Will you extract the entries word for word? Images should not appear in the copy.

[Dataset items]
>> Start

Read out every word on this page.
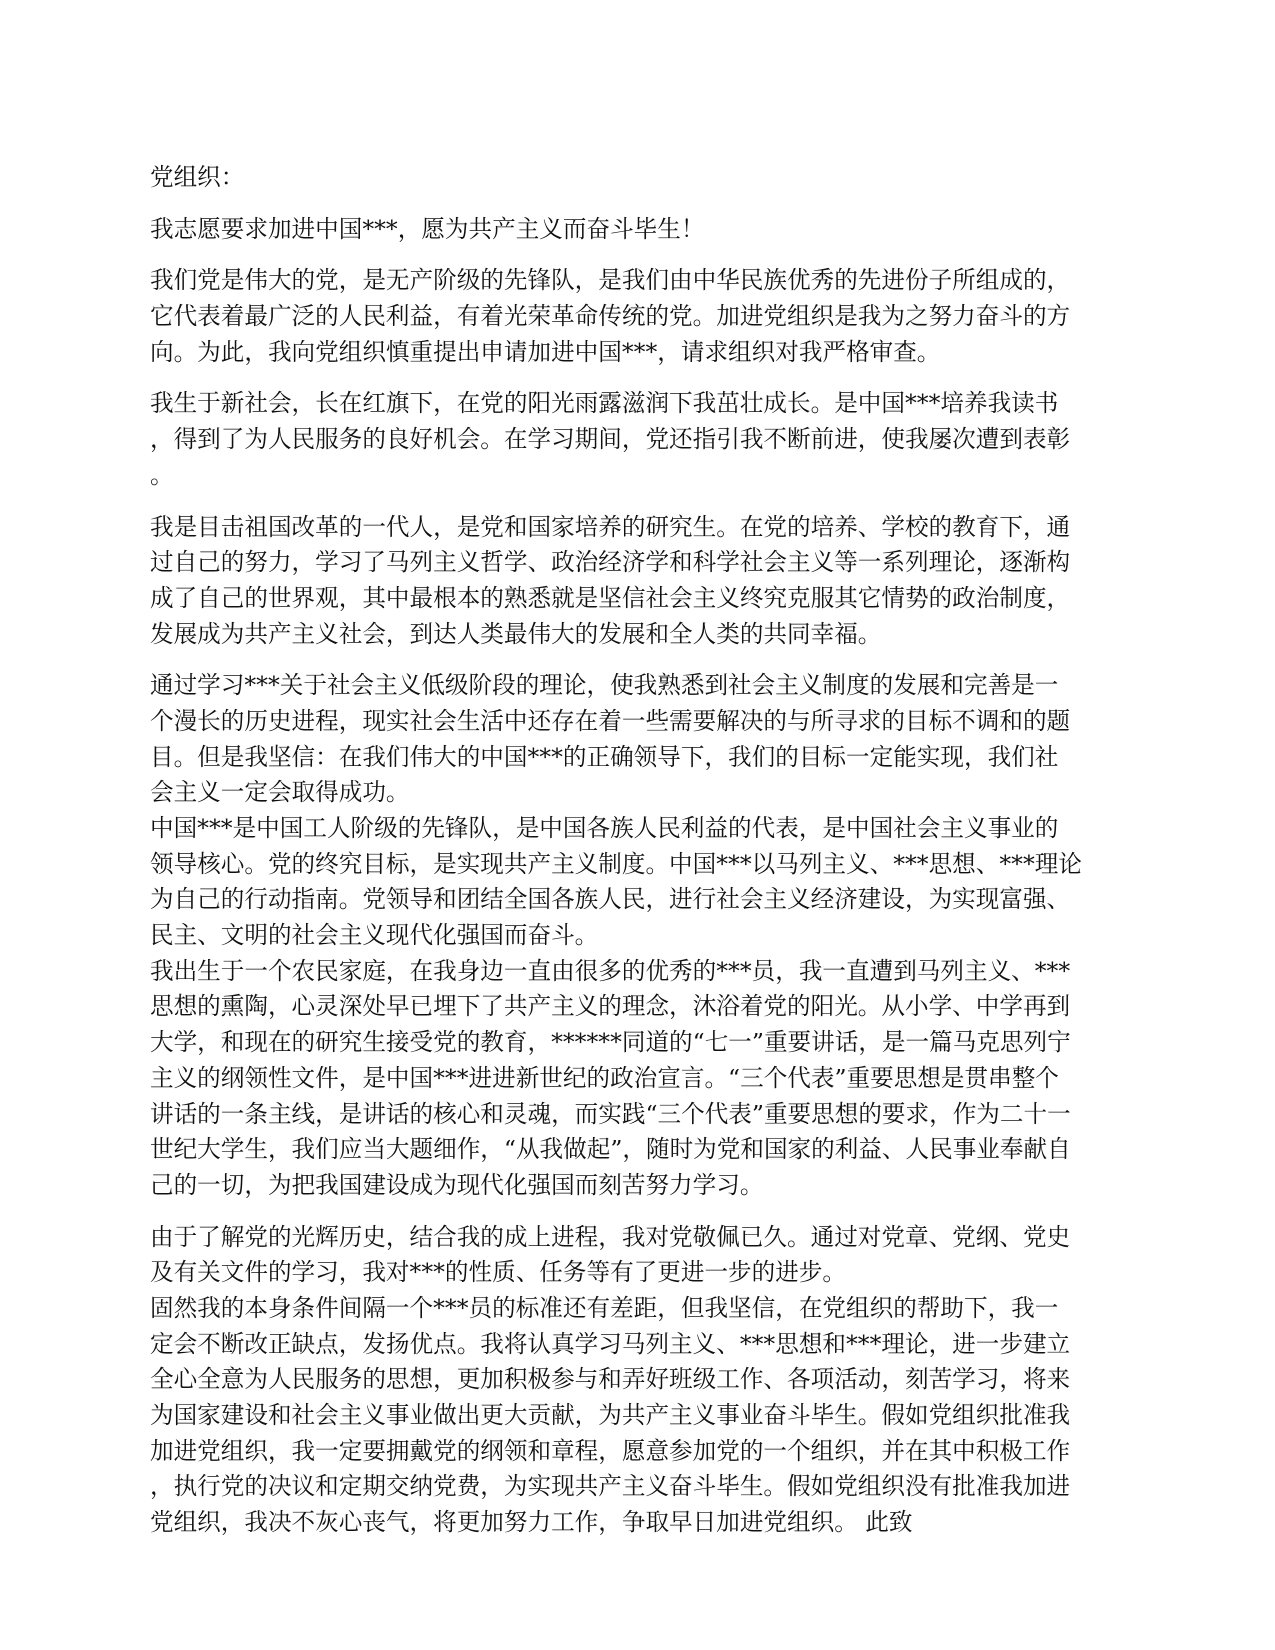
党组织：
我志愿要求加进中国***，愿为共产主义而奋斗毕生！
我们党是伟大的党，是无产阶级的先锋队，是我们由中华民族优秀的先进份子所组成的，
它代表着最广泛的人民利益，有着光荣革命传统的党。加进党组织是我为之努力奋斗的方
向。为此，我向党组织慎重提出申请加进中国***，请求组织对我严格审查。
我生于新社会，长在红旗下，在党的阳光雨露滋润下我茁壮成长。是中国***培养我读书
，得到了为人民服务的良好机会。在学习期间，党还指引我不断前进，使我屡次遭到表彰
。
我是目击祖国改革的一代人，是党和国家培养的研究生。在党的培养、学校的教育下，通
过自己的努力，学习了马列主义哲学、政治经济学和科学社会主义等一系列理论，逐渐构
成了自己的世界观，其中最根本的熟悉就是坚信社会主义终究克服其它情势的政治制度，
发展成为共产主义社会，到达人类最伟大的发展和全人类的共同幸福。
通过学习***关于社会主义低级阶段的理论，使我熟悉到社会主义制度的发展和完善是一
个漫长的历史进程，现实社会生活中还存在着一些需要解决的与所寻求的目标不调和的题
目。但是我坚信：在我们伟大的中国***的正确领导下，我们的目标一定能实现，我们社
会主义一定会取得成功。
中国***是中国工人阶级的先锋队，是中国各族人民利益的代表，是中国社会主义事业的
领导核心。党的终究目标，是实现共产主义制度。中国***以马列主义、***思想、***理论
为自己的行动指南。党领导和团结全国各族人民，进行社会主义经济建设，为实现富强、
民主、文明的社会主义现代化强国而奋斗。
我出生于一个农民家庭，在我身边一直由很多的优秀的***员，我一直遭到马列主义、***
思想的熏陶，心灵深处早已埋下了共产主义的理念，沐浴着党的阳光。从小学、中学再到
大学，和现在的研究生接受党的教育，******同道的“七一”重要讲话，是一篇马克思列宁
主义的纲领性文件，是中国***进进新世纪的政治宣言。“三个代表”重要思想是贯串整个
讲话的一条主线，是讲话的核心和灵魂，而实践“三个代表”重要思想的要求，作为二十一
世纪大学生，我们应当大题细作，“从我做起”，随时为党和国家的利益、人民事业奉献自
己的一切，为把我国建设成为现代化强国而刻苦努力学习。
由于了解党的光辉历史，结合我的成上进程，我对党敬佩已久。通过对党章、党纲、党史
及有关文件的学习，我对***的性质、任务等有了更进一步的进步。
固然我的本身条件间隔一个***员的标准还有差距，但我坚信，在党组织的帮助下，我一
定会不断改正缺点，发扬优点。我将认真学习马列主义、***思想和***理论，进一步建立
全心全意为人民服务的思想，更加积极参与和弄好班级工作、各项活动，刻苦学习，将来
为国家建设和社会主义事业做出更大贡献，为共产主义事业奋斗毕生。假如党组织批准我
加进党组织，我一定要拥戴党的纲领和章程，愿意参加党的一个组织，并在其中积极工作
，执行党的决议和定期交纳党费，为实现共产主义奋斗毕生。假如党组织没有批准我加进
党组织，我决不灰心丧气，将更加努力工作，争取早日加进党组织。 此致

>> End

> **EXERCISE RESULT**
Read out every word on this page.
党组织：
我志愿要求加进中国***，愿为共产主义而奋斗毕生！
我们党是伟大的党，是无产阶级的先锋队，是我们由中华民族优秀的先进份子所组成的，
它代表着最广泛的人民利益，有着光荣革命传统的党。加进党组织是我为之努力奋斗的方
向。为此，我向党组织慎重提出申请加进中国***，请求组织对我严格审查。
我生于新社会，长在红旗下，在党的阳光雨露滋润下我茁壮成长。是中国***培养我读书
，得到了为人民服务的良好机会。在学习期间，党还指引我不断前进，使我屡次遭到表彰
。
我是目击祖国改革的一代人，是党和国家培养的研究生。在党的培养、学校的教育下，通
过自己的努力，学习了马列主义哲学、政治经济学和科学社会主义等一系列理论，逐渐构
成了自己的世界观，其中最根本的熟悉就是坚信社会主义终究克服其它情势的政治制度，
发展成为共产主义社会，到达人类最伟大的发展和全人类的共同幸福。
通过学习***关于社会主义低级阶段的理论，使我熟悉到社会主义制度的发展和完善是一
个漫长的历史进程，现实社会生活中还存在着一些需要解决的与所寻求的目标不调和的题
目。但是我坚信：在我们伟大的中国***的正确领导下，我们的目标一定能实现，我们社
会主义一定会取得成功。
中国***是中国工人阶级的先锋队，是中国各族人民利益的代表，是中国社会主义事业的
领导核心。党的终究目标，是实现共产主义制度。中国***以马列主义、***思想、***理论
为自己的行动指南。党领导和团结全国各族人民，进行社会主义经济建设，为实现富强、
民主、文明的社会主义现代化强国而奋斗。
我出生于一个农民家庭，在我身边一直由很多的优秀的***员，我一直遭到马列主义、***
思想的熏陶，心灵深处早已埋下了共产主义的理念，沐浴着党的阳光。从小学、中学再到
大学，和现在的研究生接受党的教育，******同道的“七一”重要讲话，是一篇马克思列宁
主义的纲领性文件，是中国***进进新世纪的政治宣言。“三个代表”重要思想是贯串整个
讲话的一条主线，是讲话的核心和灵魂，而实践“三个代表”重要思想的要求，作为二十一
世纪大学生，我们应当大题细作，“从我做起”，随时为党和国家的利益、人民事业奉献自
己的一切，为把我国建设成为现代化强国而刻苦努力学习。
由于了解党的光辉历史，结合我的成上进程，我对党敬佩已久。通过对党章、党纲、党史
及有关文件的学习，我对***的性质、任务等有了更进一步的进步。
固然我的本身条件间隔一个***员的标准还有差距，但我坚信，在党组织的帮助下，我一
定会不断改正缺点，发扬优点。我将认真学习马列主义、***思想和***理论，进一步建立
全心全意为人民服务的思想，更加积极参与和弄好班级工作、各项活动，刻苦学习，将来
为国家建设和社会主义事业做出更大贡献，为共产主义事业奋斗毕生。假如党组织批准我
加进党组织，我一定要拥戴党的纲领和章程，愿意参加党的一个组织，并在其中积极工作
，执行党的决议和定期交纳党费，为实现共产主义奋斗毕生。假如党组织没有批准我加进
党组织，我决不灰心丧气，将更加努力工作，争取早日加进党组织。 此致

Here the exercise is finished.